## SHORT PROBLEM
Copy out every record precisely.

Figure data in JSON:
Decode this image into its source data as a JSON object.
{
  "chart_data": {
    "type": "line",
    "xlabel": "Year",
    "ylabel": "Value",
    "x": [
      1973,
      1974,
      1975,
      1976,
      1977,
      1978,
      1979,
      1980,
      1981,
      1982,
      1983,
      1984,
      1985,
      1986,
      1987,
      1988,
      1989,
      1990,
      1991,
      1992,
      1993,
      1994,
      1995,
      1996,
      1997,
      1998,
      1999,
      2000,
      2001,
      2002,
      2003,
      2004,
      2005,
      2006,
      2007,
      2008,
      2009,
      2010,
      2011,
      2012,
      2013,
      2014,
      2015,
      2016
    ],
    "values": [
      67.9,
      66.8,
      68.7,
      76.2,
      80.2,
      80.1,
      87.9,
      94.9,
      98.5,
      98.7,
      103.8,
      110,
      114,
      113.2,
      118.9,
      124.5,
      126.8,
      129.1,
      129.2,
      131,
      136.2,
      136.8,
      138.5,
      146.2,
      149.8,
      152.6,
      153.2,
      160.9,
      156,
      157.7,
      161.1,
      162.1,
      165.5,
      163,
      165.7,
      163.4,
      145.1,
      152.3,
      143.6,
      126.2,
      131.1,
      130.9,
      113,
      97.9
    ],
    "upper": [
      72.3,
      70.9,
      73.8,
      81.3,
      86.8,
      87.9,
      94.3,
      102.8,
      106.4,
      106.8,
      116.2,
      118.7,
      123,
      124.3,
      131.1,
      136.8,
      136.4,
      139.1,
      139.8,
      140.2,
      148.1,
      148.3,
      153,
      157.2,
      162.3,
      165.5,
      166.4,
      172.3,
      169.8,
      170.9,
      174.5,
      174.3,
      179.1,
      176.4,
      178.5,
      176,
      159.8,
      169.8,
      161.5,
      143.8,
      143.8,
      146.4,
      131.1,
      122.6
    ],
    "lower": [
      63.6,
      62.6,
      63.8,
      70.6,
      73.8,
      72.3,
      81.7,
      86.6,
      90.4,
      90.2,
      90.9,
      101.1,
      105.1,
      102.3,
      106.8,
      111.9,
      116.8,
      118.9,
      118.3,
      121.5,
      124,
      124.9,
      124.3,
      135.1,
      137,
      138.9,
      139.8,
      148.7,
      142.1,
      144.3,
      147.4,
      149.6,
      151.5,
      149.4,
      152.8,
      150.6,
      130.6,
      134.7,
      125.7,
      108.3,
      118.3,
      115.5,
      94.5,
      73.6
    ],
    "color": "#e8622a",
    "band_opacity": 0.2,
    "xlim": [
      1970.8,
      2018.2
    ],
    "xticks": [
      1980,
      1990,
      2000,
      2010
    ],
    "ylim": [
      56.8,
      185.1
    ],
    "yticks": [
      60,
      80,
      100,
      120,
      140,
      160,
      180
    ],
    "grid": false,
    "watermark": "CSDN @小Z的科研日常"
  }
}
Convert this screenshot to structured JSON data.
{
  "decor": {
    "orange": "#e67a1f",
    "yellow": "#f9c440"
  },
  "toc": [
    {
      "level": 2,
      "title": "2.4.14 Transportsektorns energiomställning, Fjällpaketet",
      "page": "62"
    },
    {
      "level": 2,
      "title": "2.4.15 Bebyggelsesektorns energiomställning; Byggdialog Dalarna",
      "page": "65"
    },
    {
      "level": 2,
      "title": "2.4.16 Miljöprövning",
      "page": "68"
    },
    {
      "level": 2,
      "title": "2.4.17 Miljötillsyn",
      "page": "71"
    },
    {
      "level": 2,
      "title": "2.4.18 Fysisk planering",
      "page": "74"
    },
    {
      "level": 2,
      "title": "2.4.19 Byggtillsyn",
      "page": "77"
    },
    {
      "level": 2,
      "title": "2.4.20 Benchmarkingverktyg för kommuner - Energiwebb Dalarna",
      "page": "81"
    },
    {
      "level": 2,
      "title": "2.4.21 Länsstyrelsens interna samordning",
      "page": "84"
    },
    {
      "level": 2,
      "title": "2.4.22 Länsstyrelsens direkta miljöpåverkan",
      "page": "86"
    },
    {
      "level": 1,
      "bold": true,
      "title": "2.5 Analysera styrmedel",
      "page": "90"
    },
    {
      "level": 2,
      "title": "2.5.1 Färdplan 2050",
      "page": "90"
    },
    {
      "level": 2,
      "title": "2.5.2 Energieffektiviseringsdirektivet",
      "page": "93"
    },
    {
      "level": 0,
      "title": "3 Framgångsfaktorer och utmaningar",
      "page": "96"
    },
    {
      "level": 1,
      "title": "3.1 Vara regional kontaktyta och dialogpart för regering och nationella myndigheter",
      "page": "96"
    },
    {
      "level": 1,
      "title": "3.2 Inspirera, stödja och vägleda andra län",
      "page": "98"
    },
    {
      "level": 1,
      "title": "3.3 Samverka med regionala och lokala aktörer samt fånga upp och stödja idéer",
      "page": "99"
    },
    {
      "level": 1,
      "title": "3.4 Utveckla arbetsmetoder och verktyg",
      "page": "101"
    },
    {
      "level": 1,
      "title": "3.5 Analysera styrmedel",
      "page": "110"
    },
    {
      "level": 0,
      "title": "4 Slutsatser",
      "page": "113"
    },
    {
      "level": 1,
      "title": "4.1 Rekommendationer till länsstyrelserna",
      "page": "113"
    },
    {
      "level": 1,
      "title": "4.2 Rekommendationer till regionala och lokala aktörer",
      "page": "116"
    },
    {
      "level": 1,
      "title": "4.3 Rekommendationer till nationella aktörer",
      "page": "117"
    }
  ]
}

## RESPONSE FOR THIS EXERCISE
Decode this image into its source data as a JSON object.
{
  "chart_data": {
    "type": "line",
    "xlabel": "Year",
    "ylabel": "Value",
    "x": [
      1973,
      1974,
      1975,
      1976,
      1977,
      1978,
      1979,
      1980,
      1981,
      1982,
      1983,
      1984,
      1985,
      1986,
      1987,
      1988,
      1989,
      1990,
      1991,
      1992,
      1993,
      1994,
      1995,
      1996,
      1997,
      1998,
      1999,
      2000,
      2001,
      2002,
      2003,
      2004,
      2005,
      2006,
      2007,
      2008,
      2009,
      2010,
      2011,
      2012,
      2013,
      2014,
      2015,
      2016
    ],
    "values": [
      67.9,
      66.8,
      68.7,
      76.2,
      80.2,
      80.1,
      87.9,
      94.9,
      98.5,
      98.7,
      103.8,
      110,
      114,
      113.2,
      118.9,
      124.5,
      126.8,
      129.1,
      129.2,
      131,
      136.2,
      136.8,
      138.5,
      146.2,
      149.8,
      152.6,
      153.2,
      160.9,
      156,
      157.7,
      161.1,
      162.1,
      165.5,
      163,
      165.7,
      163.4,
      145.1,
      152.3,
      143.6,
      126.2,
      131.1,
      130.9,
      113,
      97.9
    ],
    "upper": [
      72.3,
      70.9,
      73.8,
      81.3,
      86.8,
      87.9,
      94.3,
      102.8,
      106.4,
      106.8,
      116.2,
      118.7,
      123,
      124.3,
      131.1,
      136.8,
      136.4,
      139.1,
      139.8,
      140.2,
      148.1,
      148.3,
      153,
      157.2,
      162.3,
      165.5,
      166.4,
      172.3,
      169.8,
      170.9,
      174.5,
      174.3,
      179.1,
      176.4,
      178.5,
      176,
      159.8,
      169.8,
      161.5,
      143.8,
      143.8,
      146.4,
      131.1,
      122.6
    ],
    "lower": [
      63.6,
      62.6,
      63.8,
      70.6,
      73.8,
      72.3,
      81.7,
      86.6,
      90.4,
      90.2,
      90.9,
      101.1,
      105.1,
      102.3,
      106.8,
      111.9,
      116.8,
      118.9,
      118.3,
      121.5,
      124,
      124.9,
      124.3,
      135.1,
      137,
      138.9,
      139.8,
      148.7,
      142.1,
      144.3,
      147.4,
      149.6,
      151.5,
      149.4,
      152.8,
      150.6,
      130.6,
      134.7,
      125.7,
      108.3,
      118.3,
      115.5,
      94.5,
      73.6
    ],
    "color": "#e8622a",
    "band_opacity": 0.2,
    "xlim": [
      1970.8,
      2018.2
    ],
    "xticks": [
      1980,
      1990,
      2000,
      2010
    ],
    "ylim": [
      56.8,
      185.1
    ],
    "yticks": [
      60,
      80,
      100,
      120,
      140,
      160,
      180
    ],
    "grid": false,
    "watermark": "CSDN @小Z的科研日常"
  }
}
Convert this screenshot to structured JSON data.
{
  "decor": {
    "orange": "#e67a1f",
    "yellow": "#f9c440"
  },
  "toc": [
    {
      "level": 2,
      "title": "2.4.14 Transportsektorns energiomställning, Fjällpaketet",
      "page": "62"
    },
    {
      "level": 2,
      "title": "2.4.15 Bebyggelsesektorns energiomställning; Byggdialog Dalarna",
      "page": "65"
    },
    {
      "level": 2,
      "title": "2.4.16 Miljöprövning",
      "page": "68"
    },
    {
      "level": 2,
      "title": "2.4.17 Miljötillsyn",
      "page": "71"
    },
    {
      "level": 2,
      "title": "2.4.18 Fysisk planering",
      "page": "74"
    },
    {
      "level": 2,
      "title": "2.4.19 Byggtillsyn",
      "page": "77"
    },
    {
      "level": 2,
      "title": "2.4.20 Benchmarkingverktyg för kommuner - Energiwebb Dalarna",
      "page": "81"
    },
    {
      "level": 2,
      "title": "2.4.21 Länsstyrelsens interna samordning",
      "page": "84"
    },
    {
      "level": 2,
      "title": "2.4.22 Länsstyrelsens direkta miljöpåverkan",
      "page": "86"
    },
    {
      "level": 1,
      "bold": true,
      "title": "2.5 Analysera styrmedel",
      "page": "90"
    },
    {
      "level": 2,
      "title": "2.5.1 Färdplan 2050",
      "page": "90"
    },
    {
      "level": 2,
      "title": "2.5.2 Energieffektiviseringsdirektivet",
      "page": "93"
    },
    {
      "level": 0,
      "title": "3 Framgångsfaktorer och utmaningar",
      "page": "96"
    },
    {
      "level": 1,
      "title": "3.1 Vara regional kontaktyta och dialogpart för regering och nationella myndigheter",
      "page": "96"
    },
    {
      "level": 1,
      "title": "3.2 Inspirera, stödja och vägleda andra län",
      "page": "98"
    },
    {
      "level": 1,
      "title": "3.3 Samverka med regionala och lokala aktörer samt fånga upp och stödja idéer",
      "page": "99"
    },
    {
      "level": 1,
      "title": "3.4 Utveckla arbetsmetoder och verktyg",
      "page": "101"
    },
    {
      "level": 1,
      "title": "3.5 Analysera styrmedel",
      "page": "110"
    },
    {
      "level": 0,
      "title": "4 Slutsatser",
      "page": "113"
    },
    {
      "level": 1,
      "title": "4.1 Rekommendationer till länsstyrelserna",
      "page": "113"
    },
    {
      "level": 1,
      "title": "4.2 Rekommendationer till regionala och lokala aktörer",
      "page": "116"
    },
    {
      "level": 1,
      "title": "4.3 Rekommendationer till nationella aktörer",
      "page": "117"
    }
  ]
}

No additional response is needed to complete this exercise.